*Recorded data*.
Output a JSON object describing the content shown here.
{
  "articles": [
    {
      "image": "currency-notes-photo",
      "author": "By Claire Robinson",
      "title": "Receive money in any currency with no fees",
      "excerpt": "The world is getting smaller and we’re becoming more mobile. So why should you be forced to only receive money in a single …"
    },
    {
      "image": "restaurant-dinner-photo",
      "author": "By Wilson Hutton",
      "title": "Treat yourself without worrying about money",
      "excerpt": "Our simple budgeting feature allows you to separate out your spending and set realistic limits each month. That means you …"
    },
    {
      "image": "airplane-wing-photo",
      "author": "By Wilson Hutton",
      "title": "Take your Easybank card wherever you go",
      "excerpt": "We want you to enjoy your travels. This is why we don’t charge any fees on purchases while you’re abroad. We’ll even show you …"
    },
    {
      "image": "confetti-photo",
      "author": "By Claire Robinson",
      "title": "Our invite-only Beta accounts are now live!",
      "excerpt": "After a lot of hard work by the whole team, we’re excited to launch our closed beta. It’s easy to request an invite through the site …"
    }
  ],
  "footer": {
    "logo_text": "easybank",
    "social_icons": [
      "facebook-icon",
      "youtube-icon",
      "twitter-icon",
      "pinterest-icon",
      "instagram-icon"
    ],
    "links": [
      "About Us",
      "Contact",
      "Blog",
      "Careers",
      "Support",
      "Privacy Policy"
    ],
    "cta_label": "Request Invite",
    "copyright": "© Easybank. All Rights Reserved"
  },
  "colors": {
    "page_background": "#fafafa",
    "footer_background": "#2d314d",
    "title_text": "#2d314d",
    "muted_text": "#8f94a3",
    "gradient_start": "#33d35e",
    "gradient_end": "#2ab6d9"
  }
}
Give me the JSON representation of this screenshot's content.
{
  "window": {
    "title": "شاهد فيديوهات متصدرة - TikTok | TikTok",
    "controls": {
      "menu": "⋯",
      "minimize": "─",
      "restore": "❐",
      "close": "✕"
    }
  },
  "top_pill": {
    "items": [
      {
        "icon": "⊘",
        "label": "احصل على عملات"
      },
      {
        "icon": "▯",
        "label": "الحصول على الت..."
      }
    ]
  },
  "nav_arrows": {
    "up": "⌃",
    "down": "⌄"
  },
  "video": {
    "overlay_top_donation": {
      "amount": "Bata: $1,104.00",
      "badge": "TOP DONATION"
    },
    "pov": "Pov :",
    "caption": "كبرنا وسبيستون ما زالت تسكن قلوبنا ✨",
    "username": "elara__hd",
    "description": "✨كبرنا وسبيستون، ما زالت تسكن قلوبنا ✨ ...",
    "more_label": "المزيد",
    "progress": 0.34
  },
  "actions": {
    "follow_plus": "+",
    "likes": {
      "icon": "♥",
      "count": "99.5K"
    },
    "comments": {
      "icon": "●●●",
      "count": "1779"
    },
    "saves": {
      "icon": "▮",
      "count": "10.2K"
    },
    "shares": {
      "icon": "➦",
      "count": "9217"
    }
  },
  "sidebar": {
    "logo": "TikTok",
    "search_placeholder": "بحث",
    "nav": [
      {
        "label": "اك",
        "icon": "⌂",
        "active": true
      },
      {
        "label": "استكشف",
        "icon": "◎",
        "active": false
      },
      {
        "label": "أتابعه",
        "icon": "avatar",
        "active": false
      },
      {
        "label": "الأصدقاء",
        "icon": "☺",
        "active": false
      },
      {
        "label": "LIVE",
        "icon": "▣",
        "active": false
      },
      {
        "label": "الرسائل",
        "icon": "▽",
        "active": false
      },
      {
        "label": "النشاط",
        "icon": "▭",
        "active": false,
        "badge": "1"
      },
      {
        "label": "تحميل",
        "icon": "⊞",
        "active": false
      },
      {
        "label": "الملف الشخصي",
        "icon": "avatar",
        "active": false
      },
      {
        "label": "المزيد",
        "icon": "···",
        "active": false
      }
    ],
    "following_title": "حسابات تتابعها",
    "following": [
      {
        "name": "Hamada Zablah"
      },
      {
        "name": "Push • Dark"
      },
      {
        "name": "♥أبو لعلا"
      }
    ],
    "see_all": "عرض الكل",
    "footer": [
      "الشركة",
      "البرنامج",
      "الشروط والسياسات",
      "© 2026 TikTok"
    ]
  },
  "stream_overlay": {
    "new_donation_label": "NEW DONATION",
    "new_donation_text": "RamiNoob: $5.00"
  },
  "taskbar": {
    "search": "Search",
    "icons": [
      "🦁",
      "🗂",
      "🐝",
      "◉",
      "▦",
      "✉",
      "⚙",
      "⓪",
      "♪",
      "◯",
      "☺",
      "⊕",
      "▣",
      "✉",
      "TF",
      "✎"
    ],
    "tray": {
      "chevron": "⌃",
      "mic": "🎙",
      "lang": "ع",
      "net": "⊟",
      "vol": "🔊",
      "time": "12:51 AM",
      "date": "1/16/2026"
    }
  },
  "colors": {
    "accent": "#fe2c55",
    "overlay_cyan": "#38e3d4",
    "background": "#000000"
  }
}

*Goal*. All of the entries must be written out exactly as they stand.

*Finished task*.
Output a JSON object describing the content shown here.
{
  "articles": [
    {
      "image": "currency-notes-photo",
      "author": "By Claire Robinson",
      "title": "Receive money in any currency with no fees",
      "excerpt": "The world is getting smaller and we’re becoming more mobile. So why should you be forced to only receive money in a single …"
    },
    {
      "image": "restaurant-dinner-photo",
      "author": "By Wilson Hutton",
      "title": "Treat yourself without worrying about money",
      "excerpt": "Our simple budgeting feature allows you to separate out your spending and set realistic limits each month. That means you …"
    },
    {
      "image": "airplane-wing-photo",
      "author": "By Wilson Hutton",
      "title": "Take your Easybank card wherever you go",
      "excerpt": "We want you to enjoy your travels. This is why we don’t charge any fees on purchases while you’re abroad. We’ll even show you …"
    },
    {
      "image": "confetti-photo",
      "author": "By Claire Robinson",
      "title": "Our invite-only Beta accounts are now live!",
      "excerpt": "After a lot of hard work by the whole team, we’re excited to launch our closed beta. It’s easy to request an invite through the site …"
    }
  ],
  "footer": {
    "logo_text": "easybank",
    "social_icons": [
      "facebook-icon",
      "youtube-icon",
      "twitter-icon",
      "pinterest-icon",
      "instagram-icon"
    ],
    "links": [
      "About Us",
      "Contact",
      "Blog",
      "Careers",
      "Support",
      "Privacy Policy"
    ],
    "cta_label": "Request Invite",
    "copyright": "© Easybank. All Rights Reserved"
  },
  "colors": {
    "page_background": "#fafafa",
    "footer_background": "#2d314d",
    "title_text": "#2d314d",
    "muted_text": "#8f94a3",
    "gradient_start": "#33d35e",
    "gradient_end": "#2ab6d9"
  }
}
Give me the JSON representation of this screenshot's content.
{
  "window": {
    "title": "شاهد فيديوهات متصدرة - TikTok | TikTok",
    "controls": {
      "menu": "⋯",
      "minimize": "─",
      "restore": "❐",
      "close": "✕"
    }
  },
  "top_pill": {
    "items": [
      {
        "icon": "⊘",
        "label": "احصل على عملات"
      },
      {
        "icon": "▯",
        "label": "الحصول على الت..."
      }
    ]
  },
  "nav_arrows": {
    "up": "⌃",
    "down": "⌄"
  },
  "video": {
    "overlay_top_donation": {
      "amount": "Bata: $1,104.00",
      "badge": "TOP DONATION"
    },
    "pov": "Pov :",
    "caption": "كبرنا وسبيستون ما زالت تسكن قلوبنا ✨",
    "username": "elara__hd",
    "description": "✨كبرنا وسبيستون، ما زالت تسكن قلوبنا ✨ ...",
    "more_label": "المزيد",
    "progress": 0.34
  },
  "actions": {
    "follow_plus": "+",
    "likes": {
      "icon": "♥",
      "count": "99.5K"
    },
    "comments": {
      "icon": "●●●",
      "count": "1779"
    },
    "saves": {
      "icon": "▮",
      "count": "10.2K"
    },
    "shares": {
      "icon": "➦",
      "count": "9217"
    }
  },
  "sidebar": {
    "logo": "TikTok",
    "search_placeholder": "بحث",
    "nav": [
      {
        "label": "اك",
        "icon": "⌂",
        "active": true
      },
      {
        "label": "استكشف",
        "icon": "◎",
        "active": false
      },
      {
        "label": "أتابعه",
        "icon": "avatar",
        "active": false
      },
      {
        "label": "الأصدقاء",
        "icon": "☺",
        "active": false
      },
      {
        "label": "LIVE",
        "icon": "▣",
        "active": false
      },
      {
        "label": "الرسائل",
        "icon": "▽",
        "active": false
      },
      {
        "label": "النشاط",
        "icon": "▭",
        "active": false,
        "badge": "1"
      },
      {
        "label": "تحميل",
        "icon": "⊞",
        "active": false
      },
      {
        "label": "الملف الشخصي",
        "icon": "avatar",
        "active": false
      },
      {
        "label": "المزيد",
        "icon": "···",
        "active": false
      }
    ],
    "following_title": "حسابات تتابعها",
    "following": [
      {
        "name": "Hamada Zablah"
      },
      {
        "name": "Push • Dark"
      },
      {
        "name": "♥أبو لعلا"
      }
    ],
    "see_all": "عرض الكل",
    "footer": [
      "الشركة",
      "البرنامج",
      "الشروط والسياسات",
      "© 2026 TikTok"
    ]
  },
  "stream_overlay": {
    "new_donation_label": "NEW DONATION",
    "new_donation_text": "RamiNoob: $5.00"
  },
  "taskbar": {
    "search": "Search",
    "icons": [
      "🦁",
      "🗂",
      "🐝",
      "◉",
      "▦",
      "✉",
      "⚙",
      "⓪",
      "♪",
      "◯",
      "☺",
      "⊕",
      "▣",
      "✉",
      "TF",
      "✎"
    ],
    "tray": {
      "chevron": "⌃",
      "mic": "🎙",
      "lang": "ع",
      "net": "⊟",
      "vol": "🔊",
      "time": "12:51 AM",
      "date": "1/16/2026"
    }
  },
  "colors": {
    "accent": "#fe2c55",
    "overlay_cyan": "#38e3d4",
    "background": "#000000"
  }
}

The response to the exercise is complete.